* Goal *
Find each line with the string "ArchWiki" and report it.

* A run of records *
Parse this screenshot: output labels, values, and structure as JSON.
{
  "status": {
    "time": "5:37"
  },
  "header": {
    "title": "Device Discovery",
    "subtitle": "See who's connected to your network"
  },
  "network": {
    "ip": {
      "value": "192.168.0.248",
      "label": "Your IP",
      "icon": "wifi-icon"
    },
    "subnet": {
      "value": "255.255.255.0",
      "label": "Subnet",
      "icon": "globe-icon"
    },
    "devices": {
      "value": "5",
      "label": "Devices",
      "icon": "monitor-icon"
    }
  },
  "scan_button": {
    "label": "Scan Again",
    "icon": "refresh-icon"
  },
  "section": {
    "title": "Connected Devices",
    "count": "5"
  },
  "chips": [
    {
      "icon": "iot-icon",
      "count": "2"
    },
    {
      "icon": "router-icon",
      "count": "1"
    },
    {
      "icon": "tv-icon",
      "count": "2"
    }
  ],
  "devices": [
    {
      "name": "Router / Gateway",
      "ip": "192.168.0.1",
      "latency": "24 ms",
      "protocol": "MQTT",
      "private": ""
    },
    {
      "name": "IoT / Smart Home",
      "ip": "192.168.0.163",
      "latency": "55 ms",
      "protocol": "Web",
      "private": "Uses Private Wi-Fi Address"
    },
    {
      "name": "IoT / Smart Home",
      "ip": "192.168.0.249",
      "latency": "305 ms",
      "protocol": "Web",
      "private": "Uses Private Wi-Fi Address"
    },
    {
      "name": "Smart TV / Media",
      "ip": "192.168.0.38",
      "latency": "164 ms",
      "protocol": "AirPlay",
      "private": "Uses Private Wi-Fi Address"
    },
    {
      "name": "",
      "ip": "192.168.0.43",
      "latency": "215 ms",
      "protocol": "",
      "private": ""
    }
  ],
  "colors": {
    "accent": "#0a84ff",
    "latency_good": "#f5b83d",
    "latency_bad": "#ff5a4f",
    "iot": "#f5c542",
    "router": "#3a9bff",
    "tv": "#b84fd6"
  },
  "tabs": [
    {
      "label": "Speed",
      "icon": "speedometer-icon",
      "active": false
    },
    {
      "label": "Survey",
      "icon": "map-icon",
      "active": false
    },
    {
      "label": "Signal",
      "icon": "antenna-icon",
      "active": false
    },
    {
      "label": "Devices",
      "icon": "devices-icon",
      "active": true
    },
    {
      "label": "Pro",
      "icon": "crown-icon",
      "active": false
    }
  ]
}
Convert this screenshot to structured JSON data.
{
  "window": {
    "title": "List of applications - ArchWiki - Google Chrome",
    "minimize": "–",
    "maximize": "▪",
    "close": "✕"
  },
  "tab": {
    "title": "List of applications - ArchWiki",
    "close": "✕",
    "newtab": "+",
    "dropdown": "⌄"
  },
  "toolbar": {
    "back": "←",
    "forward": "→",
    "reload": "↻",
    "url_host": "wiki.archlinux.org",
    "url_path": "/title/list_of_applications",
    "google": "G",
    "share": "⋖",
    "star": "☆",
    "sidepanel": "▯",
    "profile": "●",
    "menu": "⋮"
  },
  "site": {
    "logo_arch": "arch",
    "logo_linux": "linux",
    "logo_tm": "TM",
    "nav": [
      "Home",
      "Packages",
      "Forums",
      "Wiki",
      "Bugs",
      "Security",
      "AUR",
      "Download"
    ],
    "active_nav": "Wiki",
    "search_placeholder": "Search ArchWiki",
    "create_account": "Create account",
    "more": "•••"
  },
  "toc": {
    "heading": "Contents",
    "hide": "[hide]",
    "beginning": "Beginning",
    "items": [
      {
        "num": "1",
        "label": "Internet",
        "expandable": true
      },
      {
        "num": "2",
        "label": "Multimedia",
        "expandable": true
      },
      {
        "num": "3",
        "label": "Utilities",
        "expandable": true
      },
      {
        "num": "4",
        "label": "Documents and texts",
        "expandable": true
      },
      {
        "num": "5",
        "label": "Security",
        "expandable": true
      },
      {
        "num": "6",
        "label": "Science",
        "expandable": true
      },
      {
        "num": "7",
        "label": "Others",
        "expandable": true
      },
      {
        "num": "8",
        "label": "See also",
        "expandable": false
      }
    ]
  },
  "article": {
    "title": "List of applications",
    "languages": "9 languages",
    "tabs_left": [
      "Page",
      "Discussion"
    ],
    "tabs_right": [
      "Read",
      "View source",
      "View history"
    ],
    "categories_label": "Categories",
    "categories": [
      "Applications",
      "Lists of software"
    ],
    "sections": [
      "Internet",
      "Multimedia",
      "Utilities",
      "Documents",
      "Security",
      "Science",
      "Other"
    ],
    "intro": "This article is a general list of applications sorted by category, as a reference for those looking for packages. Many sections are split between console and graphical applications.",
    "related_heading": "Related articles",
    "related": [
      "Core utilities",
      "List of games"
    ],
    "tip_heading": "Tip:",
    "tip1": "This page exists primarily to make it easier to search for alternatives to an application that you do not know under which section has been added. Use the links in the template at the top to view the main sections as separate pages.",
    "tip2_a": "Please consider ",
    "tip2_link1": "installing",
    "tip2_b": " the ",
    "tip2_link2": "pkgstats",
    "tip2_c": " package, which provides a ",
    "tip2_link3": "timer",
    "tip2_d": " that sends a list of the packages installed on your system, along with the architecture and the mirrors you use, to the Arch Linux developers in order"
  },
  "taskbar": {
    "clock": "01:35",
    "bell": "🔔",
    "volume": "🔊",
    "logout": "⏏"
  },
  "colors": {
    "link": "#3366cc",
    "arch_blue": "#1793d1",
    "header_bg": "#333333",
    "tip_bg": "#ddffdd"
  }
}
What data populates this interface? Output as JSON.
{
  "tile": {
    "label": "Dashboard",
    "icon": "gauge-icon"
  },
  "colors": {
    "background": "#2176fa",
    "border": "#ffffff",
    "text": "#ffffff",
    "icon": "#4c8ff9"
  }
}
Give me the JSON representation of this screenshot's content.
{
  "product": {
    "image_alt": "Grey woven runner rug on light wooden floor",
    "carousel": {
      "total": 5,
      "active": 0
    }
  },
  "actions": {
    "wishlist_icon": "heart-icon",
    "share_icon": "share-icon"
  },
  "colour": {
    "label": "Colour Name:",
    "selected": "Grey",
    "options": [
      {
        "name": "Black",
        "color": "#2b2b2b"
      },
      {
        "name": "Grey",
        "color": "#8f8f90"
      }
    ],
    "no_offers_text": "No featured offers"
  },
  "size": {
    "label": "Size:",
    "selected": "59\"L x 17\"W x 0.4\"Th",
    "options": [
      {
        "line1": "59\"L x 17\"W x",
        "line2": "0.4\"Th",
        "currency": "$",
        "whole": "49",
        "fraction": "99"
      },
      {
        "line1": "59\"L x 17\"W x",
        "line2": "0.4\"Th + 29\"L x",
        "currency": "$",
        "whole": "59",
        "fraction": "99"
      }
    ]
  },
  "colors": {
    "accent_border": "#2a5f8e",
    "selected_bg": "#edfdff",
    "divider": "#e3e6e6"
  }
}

* Result below *
    "title": "List of applications - ArchWiki - Google Chrome",
    "title": "List of applications - ArchWiki",
    "search_placeholder": "Search ArchWiki",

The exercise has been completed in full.